READING PASSAGE
--- START ---
A cylinder of growth IS pretty strong, and in hazardous tree assessment there’s a formula for determining strength loss in a tree by measuring the ratio of strong wood to the decay column. Obviously, this formula is a general rule of thumb under ideal conditions, and common sense and the ability to assess other factors that may affect strength loss must be considered, such as:

If the tree is dead, or if more than 50% of major limbs are dead with a history of decline, species of tree, proximity of decay to main branch crotches (especially V-crotches), leaning trees, basal cavities, size and density of the crown (sail effect), how protected the tree is from wind, girdling roots, root decay, and any other factors that may adversely affect the tree’s structural integrity.

The F. A. Bartlett Tree Expert Co. uses a 33% strength loss threshold to determine whether a tree is hazardous and thus should be removed. For hardwoods you can usually drill into the tree with an 1/8-inch drill to determine the amount of sound wood. But with softwoods the transition between sound and rotten wood is more difficult to ascertain, and an increment borer, auger drill, or shigometer is preferred. Since the decay isn’t usually uniform, multiple sites should be drilled, and the resulting thicknesses of sound wood are averaged.

The formula for a tree without a basal cavity is:

(diameter of decay column)^3 / (diameter of stem)^3 x 100

So, for instance if you drill a few holes in a 15-inch Sugar Maple (with no open cavities) and the average sound wood is 2.5 inches thick, then the strength loss percentage is 29.6,

(10 x 10 x 10) divided by (15 x 15 x 15)

and since 29.6% has not exceeded the threshold of 33%, the tree is NOT considered a hazard tree.

Of course, other factors that affect the tree’s structural integrity (as above) must be taken into account as well. There is also a variation of this strength loss formula for trees with open cavities.
--- END ---
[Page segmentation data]
--- START ---
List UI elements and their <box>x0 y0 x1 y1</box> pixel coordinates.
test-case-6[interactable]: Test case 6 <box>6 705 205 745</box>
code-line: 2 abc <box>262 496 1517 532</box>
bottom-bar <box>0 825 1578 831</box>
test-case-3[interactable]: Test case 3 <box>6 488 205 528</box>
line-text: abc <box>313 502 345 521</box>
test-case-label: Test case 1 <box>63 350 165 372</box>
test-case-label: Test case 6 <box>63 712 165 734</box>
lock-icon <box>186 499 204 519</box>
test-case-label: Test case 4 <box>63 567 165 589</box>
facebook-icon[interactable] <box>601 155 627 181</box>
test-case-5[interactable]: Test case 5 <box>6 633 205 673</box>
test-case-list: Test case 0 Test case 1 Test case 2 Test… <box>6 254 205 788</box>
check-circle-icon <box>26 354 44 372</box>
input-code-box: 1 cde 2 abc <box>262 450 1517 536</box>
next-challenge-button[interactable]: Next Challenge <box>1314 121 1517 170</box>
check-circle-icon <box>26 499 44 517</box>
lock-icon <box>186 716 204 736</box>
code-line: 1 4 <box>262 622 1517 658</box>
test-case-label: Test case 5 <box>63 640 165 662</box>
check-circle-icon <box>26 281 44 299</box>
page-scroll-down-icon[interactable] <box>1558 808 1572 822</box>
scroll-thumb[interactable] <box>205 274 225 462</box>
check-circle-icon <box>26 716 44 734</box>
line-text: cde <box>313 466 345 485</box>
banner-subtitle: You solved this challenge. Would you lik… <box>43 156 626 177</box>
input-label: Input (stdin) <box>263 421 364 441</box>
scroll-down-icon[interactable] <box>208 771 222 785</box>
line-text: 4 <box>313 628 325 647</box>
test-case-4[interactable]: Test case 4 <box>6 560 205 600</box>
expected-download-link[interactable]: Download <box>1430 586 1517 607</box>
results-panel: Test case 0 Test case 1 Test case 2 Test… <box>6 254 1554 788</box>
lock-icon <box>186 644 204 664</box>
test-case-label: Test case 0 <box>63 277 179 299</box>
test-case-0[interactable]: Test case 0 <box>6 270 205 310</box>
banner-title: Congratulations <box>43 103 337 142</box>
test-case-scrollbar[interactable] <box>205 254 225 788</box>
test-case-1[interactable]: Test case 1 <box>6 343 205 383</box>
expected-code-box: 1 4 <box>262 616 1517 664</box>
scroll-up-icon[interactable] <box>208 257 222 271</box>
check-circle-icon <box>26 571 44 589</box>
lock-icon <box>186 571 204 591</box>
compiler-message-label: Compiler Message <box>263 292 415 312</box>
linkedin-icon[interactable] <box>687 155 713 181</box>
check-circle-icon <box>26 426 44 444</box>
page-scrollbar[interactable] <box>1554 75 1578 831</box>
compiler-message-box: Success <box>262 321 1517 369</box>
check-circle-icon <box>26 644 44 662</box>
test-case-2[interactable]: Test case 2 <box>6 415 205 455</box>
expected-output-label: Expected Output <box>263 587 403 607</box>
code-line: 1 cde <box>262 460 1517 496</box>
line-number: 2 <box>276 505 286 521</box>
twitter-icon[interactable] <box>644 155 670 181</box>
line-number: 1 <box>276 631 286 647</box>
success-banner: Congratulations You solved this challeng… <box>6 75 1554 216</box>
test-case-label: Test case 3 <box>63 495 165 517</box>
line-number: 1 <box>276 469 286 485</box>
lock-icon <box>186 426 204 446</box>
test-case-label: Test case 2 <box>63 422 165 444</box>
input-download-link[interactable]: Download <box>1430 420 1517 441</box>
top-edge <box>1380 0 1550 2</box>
--- END ---
WHAT TO WORK ON
1. In the strength loss passage, what threshold does the F. A. Bartlett Tree Expert Co. use to decide whether a tree is hazardous?
2. Say whether each statement agrees with the strength loss passage, and quote the words that decide it. (a) For hardwoods, a 1/8-inch drill can usually be used to find the amount of sound wood. (b) The 15-inch Sugar Maple in the example counts as a hazard tree. (c) In softwoods, the transition between sound and rotten wood is easy to find.
3. Copy the strength loss passage between "(10 x 10 x 10)" and "with open cavities.", inclusive, replacing "threshold" with "cutoff".
The page segmentation data isn't needed here.

LIST OF ANSWERS
1. A 33% strength loss threshold.

2.
(a) Yes: "For hardwoods you can usually drill into the tree with an 1/8-inch drill to determine the amount of sound wood."
(b) No: "the tree is NOT considered a hazard tree."
(c) No: "with softwoods the transition between sound and rotten wood is more difficult to ascertain"

3.
(10 x 10 x 10) divided by (15 x 15 x 15)

and since 29.6% has not exceeded the cutoff of 33%, the tree is NOT considered a hazard tree.

Of course, other factors that affect the tree’s structural integrity (as above) must be taken into account as well. There is also a variation of this strength loss formula for trees with open cavities.